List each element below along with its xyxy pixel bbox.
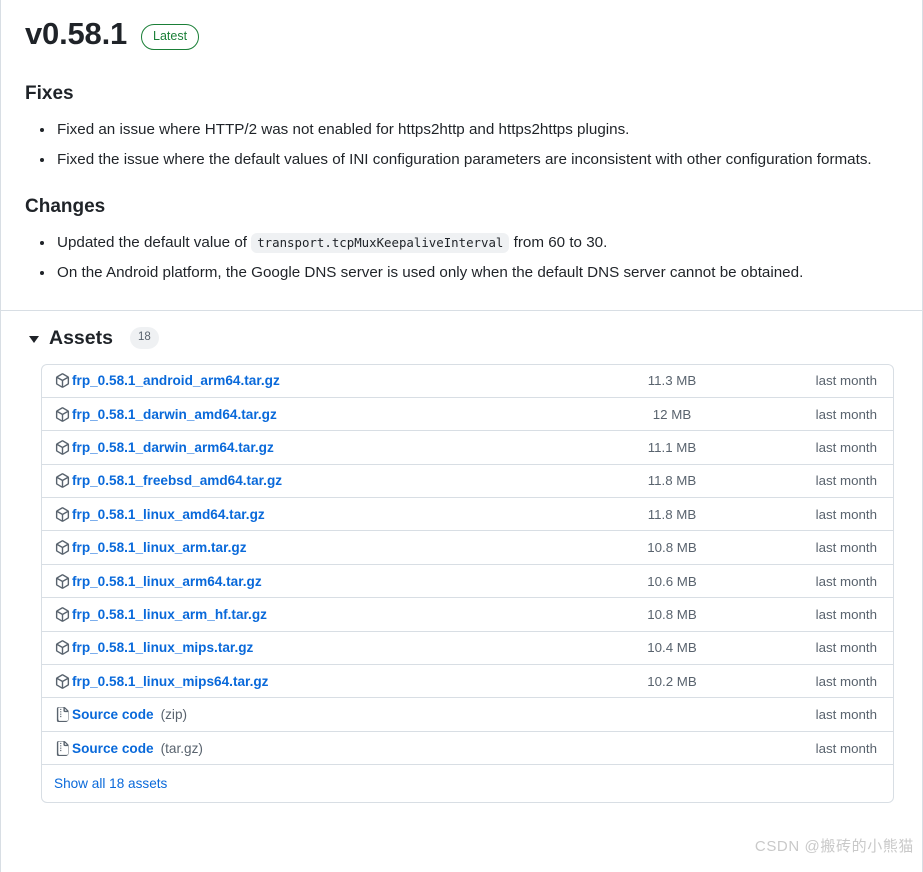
assets-header[interactable]: Assets 18 bbox=[29, 327, 898, 350]
asset-size: 10.8 MB bbox=[647, 540, 697, 556]
file-zip-icon bbox=[54, 707, 70, 723]
asset-format-suffix: (zip) bbox=[160, 707, 188, 723]
asset-size: 11.8 MB bbox=[647, 506, 697, 522]
asset-name-cell: Source code (zip) bbox=[54, 707, 597, 723]
list-item: On the Android platform, the Google DNS … bbox=[55, 261, 898, 286]
section-heading-fixes: Fixes bbox=[25, 82, 74, 104]
table-row[interactable]: frp_0.58.1_linux_mips64.tar.gz 10.2 MB las… bbox=[42, 665, 893, 699]
list-item-text-after: from 60 to 30. bbox=[509, 234, 608, 252]
asset-size: 11.3 MB bbox=[647, 373, 697, 389]
show-all-assets-row[interactable]: Show all 18 assets bbox=[42, 765, 893, 802]
asset-download-link[interactable]: frp_0.58.1_linux_arm.tar.gz bbox=[72, 540, 247, 555]
assets-count-badge: 18 bbox=[129, 327, 159, 349]
asset-date: last month bbox=[815, 473, 877, 489]
asset-date: last month bbox=[815, 640, 877, 656]
table-row[interactable]: frp_0.58.1_linux_arm64.tar.gz 10.6 MB last… bbox=[42, 565, 893, 599]
inline-code-snippet: transport.tcpMuxKeepaliveInterval bbox=[251, 233, 510, 254]
package-icon bbox=[54, 606, 70, 622]
release-version-title: v0.58.1 bbox=[25, 16, 128, 51]
asset-download-link[interactable]: Source code bbox=[72, 707, 154, 722]
table-row[interactable]: frp_0.58.1_linux_arm.tar.gz 10.8 MB last m… bbox=[42, 531, 893, 565]
asset-date: last month bbox=[815, 540, 877, 556]
asset-format-suffix: (tar.gz) bbox=[160, 740, 203, 756]
asset-name-cell: frp_0.58.1_darwin_amd64.tar.gz bbox=[54, 406, 597, 422]
file-zip-icon bbox=[54, 740, 70, 756]
asset-download-link[interactable]: frp_0.58.1_linux_mips.tar.gz bbox=[72, 640, 253, 655]
release-notes-body: Fixes Fixed an issue where HTTP/2 was no… bbox=[1, 82, 922, 286]
table-row[interactable]: Source code (tar.gz) last month bbox=[42, 732, 893, 766]
asset-date: last month bbox=[815, 373, 877, 389]
asset-download-link[interactable]: frp_0.58.1_darwin_amd64.tar.gz bbox=[72, 407, 277, 422]
asset-date: last month bbox=[815, 606, 877, 622]
package-icon bbox=[54, 439, 70, 455]
package-icon bbox=[54, 540, 70, 556]
section-heading-changes: Changes bbox=[25, 195, 106, 217]
table-row[interactable]: Source code (zip) last month bbox=[42, 698, 893, 732]
chevron-down-icon[interactable] bbox=[29, 336, 39, 344]
asset-download-link[interactable]: frp_0.58.1_android_arm64.tar.gz bbox=[72, 373, 280, 388]
asset-download-link[interactable]: frp_0.58.1_freebsd_amd64.tar.gz bbox=[72, 473, 282, 488]
asset-size: 11.8 MB bbox=[647, 473, 697, 489]
asset-date: last month bbox=[815, 506, 877, 522]
release-header: v0.58.1 Latest bbox=[1, 0, 922, 52]
asset-name-cell: frp_0.58.1_darwin_arm64.tar.gz bbox=[54, 439, 597, 455]
asset-date: last month bbox=[815, 707, 877, 723]
package-icon bbox=[54, 673, 70, 689]
asset-size: 10.4 MB bbox=[647, 640, 697, 656]
asset-name-cell: frp_0.58.1_linux_arm.tar.gz bbox=[54, 540, 597, 556]
asset-size: 10.2 MB bbox=[647, 673, 697, 689]
assets-title: Assets bbox=[49, 326, 113, 349]
table-row[interactable]: frp_0.58.1_linux_amd64.tar.gz 11.8 MB last… bbox=[42, 498, 893, 532]
asset-date: last month bbox=[815, 439, 877, 455]
table-row[interactable]: frp_0.58.1_linux_arm_hf.tar.gz 10.8 MB las… bbox=[42, 598, 893, 632]
asset-name-cell: frp_0.58.1_linux_arm_hf.tar.gz bbox=[54, 606, 597, 622]
asset-size: 10.8 MB bbox=[647, 606, 697, 622]
asset-download-link[interactable]: frp_0.58.1_darwin_arm64.tar.gz bbox=[72, 440, 274, 455]
list-item: Updated the default value of transport.t… bbox=[55, 231, 898, 256]
asset-download-link[interactable]: frp_0.58.1_linux_arm_hf.tar.gz bbox=[72, 607, 267, 622]
asset-name-cell: frp_0.58.1_linux_mips64.tar.gz bbox=[54, 673, 597, 689]
asset-download-link[interactable]: frp_0.58.1_linux_arm64.tar.gz bbox=[72, 574, 262, 589]
asset-download-link[interactable]: frp_0.58.1_linux_mips64.tar.gz bbox=[72, 674, 268, 689]
table-row[interactable]: frp_0.58.1_android_arm64.tar.gz 11.3 MB la… bbox=[42, 365, 893, 398]
table-row[interactable]: frp_0.58.1_freebsd_amd64.tar.gz 11.8 MB la… bbox=[42, 465, 893, 499]
show-all-assets-link[interactable]: Show all 18 assets bbox=[54, 776, 167, 791]
asset-date: last month bbox=[815, 573, 877, 589]
asset-name-cell: frp_0.58.1_android_arm64.tar.gz bbox=[54, 373, 597, 389]
asset-size: 11.1 MB bbox=[647, 439, 697, 455]
fixes-list: Fixed an issue where HTTP/2 was not enab… bbox=[25, 118, 898, 172]
table-row[interactable]: frp_0.58.1_linux_mips.tar.gz 10.4 MB last … bbox=[42, 632, 893, 666]
package-icon bbox=[54, 506, 70, 522]
list-item-text-before: Updated the default value of bbox=[57, 234, 252, 252]
asset-name-cell: frp_0.58.1_linux_mips.tar.gz bbox=[54, 640, 597, 656]
asset-download-link[interactable]: frp_0.58.1_linux_amd64.tar.gz bbox=[72, 507, 265, 522]
assets-table: frp_0.58.1_android_arm64.tar.gz 11.3 MB la… bbox=[41, 363, 894, 804]
asset-size: 12 MB bbox=[652, 406, 692, 422]
table-row[interactable]: frp_0.58.1_darwin_arm64.tar.gz 11.1 MB las… bbox=[42, 431, 893, 465]
section-divider bbox=[1, 309, 922, 311]
list-item: Fixed the issue where the default values… bbox=[55, 148, 898, 173]
asset-size: 10.6 MB bbox=[647, 573, 697, 589]
asset-name-cell: Source code (tar.gz) bbox=[54, 740, 597, 756]
asset-date: last month bbox=[815, 673, 877, 689]
asset-date: last month bbox=[815, 406, 877, 422]
asset-name-cell: frp_0.58.1_freebsd_amd64.tar.gz bbox=[54, 473, 597, 489]
table-row[interactable]: frp_0.58.1_darwin_amd64.tar.gz 12 MB last … bbox=[42, 398, 893, 432]
package-icon bbox=[54, 573, 70, 589]
asset-name-cell: frp_0.58.1_linux_amd64.tar.gz bbox=[54, 506, 597, 522]
package-icon bbox=[54, 373, 70, 389]
changes-list: Updated the default value of transport.t… bbox=[25, 231, 898, 285]
latest-badge: Latest bbox=[141, 24, 200, 50]
release-container: v0.58.1 Latest Fixes Fixed an issue wher… bbox=[0, 0, 923, 872]
watermark: CSDN @搬砖的小熊猫 bbox=[754, 838, 914, 855]
asset-name-cell: frp_0.58.1_linux_arm64.tar.gz bbox=[54, 573, 597, 589]
asset-download-link[interactable]: Source code bbox=[72, 741, 154, 756]
list-item: Fixed an issue where HTTP/2 was not enab… bbox=[55, 118, 898, 143]
asset-date: last month bbox=[815, 740, 877, 756]
assets-section: Assets 18 frp_0.58.1_android_arm64.tar.g… bbox=[1, 327, 922, 804]
package-icon bbox=[54, 640, 70, 656]
package-icon bbox=[54, 406, 70, 422]
package-icon bbox=[54, 473, 70, 489]
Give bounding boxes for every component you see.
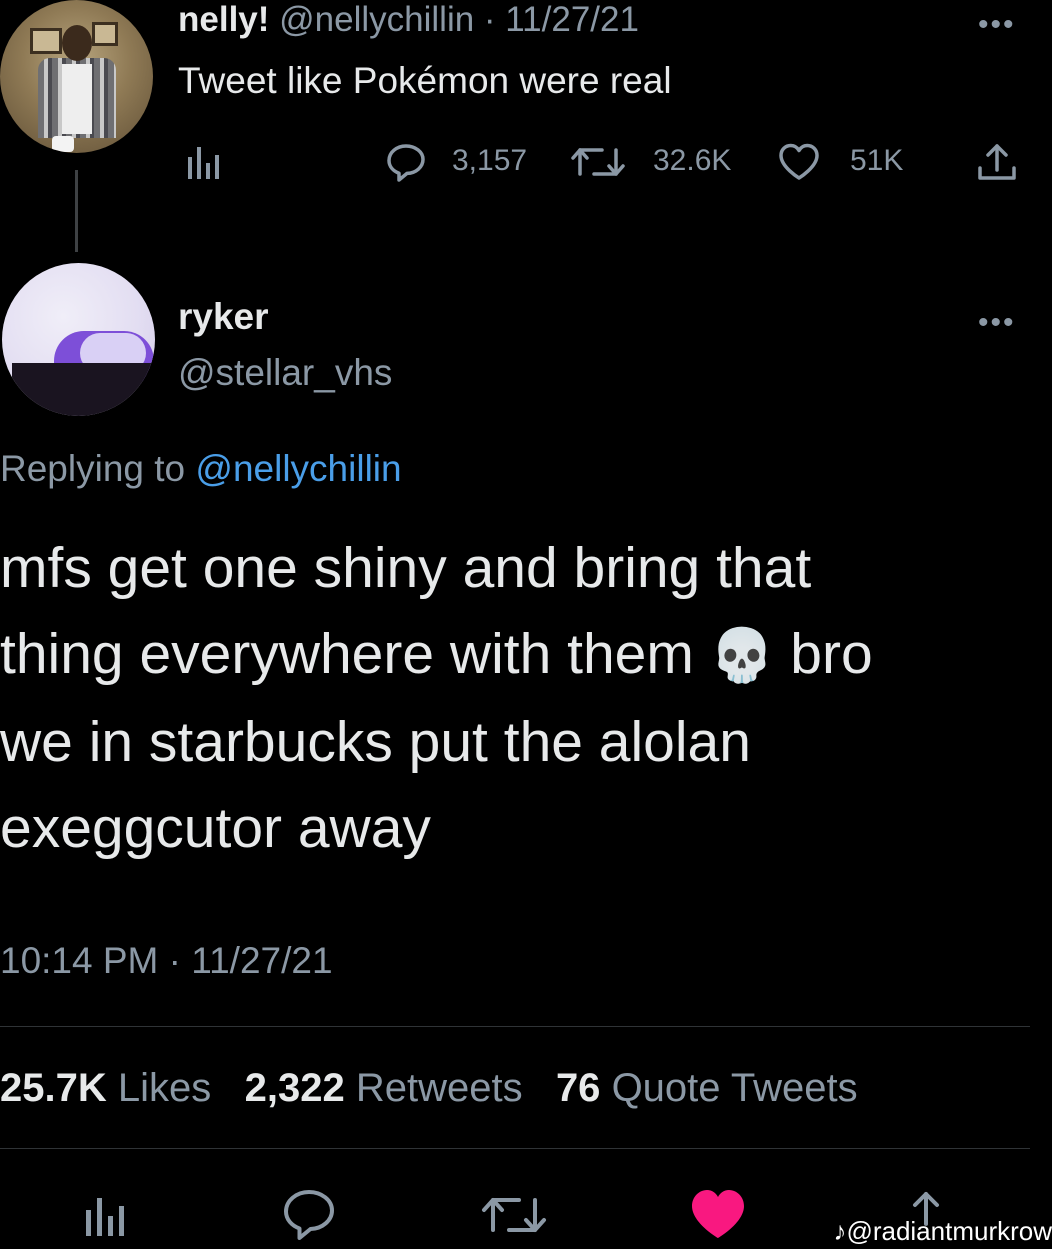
....................
Repeat only the records between the lines holding "assets-header[interactable]: Assets 18" and "asset-name-cell: Source code (zip)", inclusive, swapping "asset-size" for "file-size" and leaving everything else unchanged.

assets-header[interactable]: Assets 18 bbox=[29, 327, 898, 350]
file-size: 10.8 MB bbox=[647, 540, 697, 556]
file-zip-icon bbox=[54, 707, 70, 723]
asset-format-suffix: (zip) bbox=[160, 707, 188, 723]
file-size: 11.8 MB bbox=[647, 506, 697, 522]
asset-name-cell: Source code (zip) bbox=[54, 707, 597, 723]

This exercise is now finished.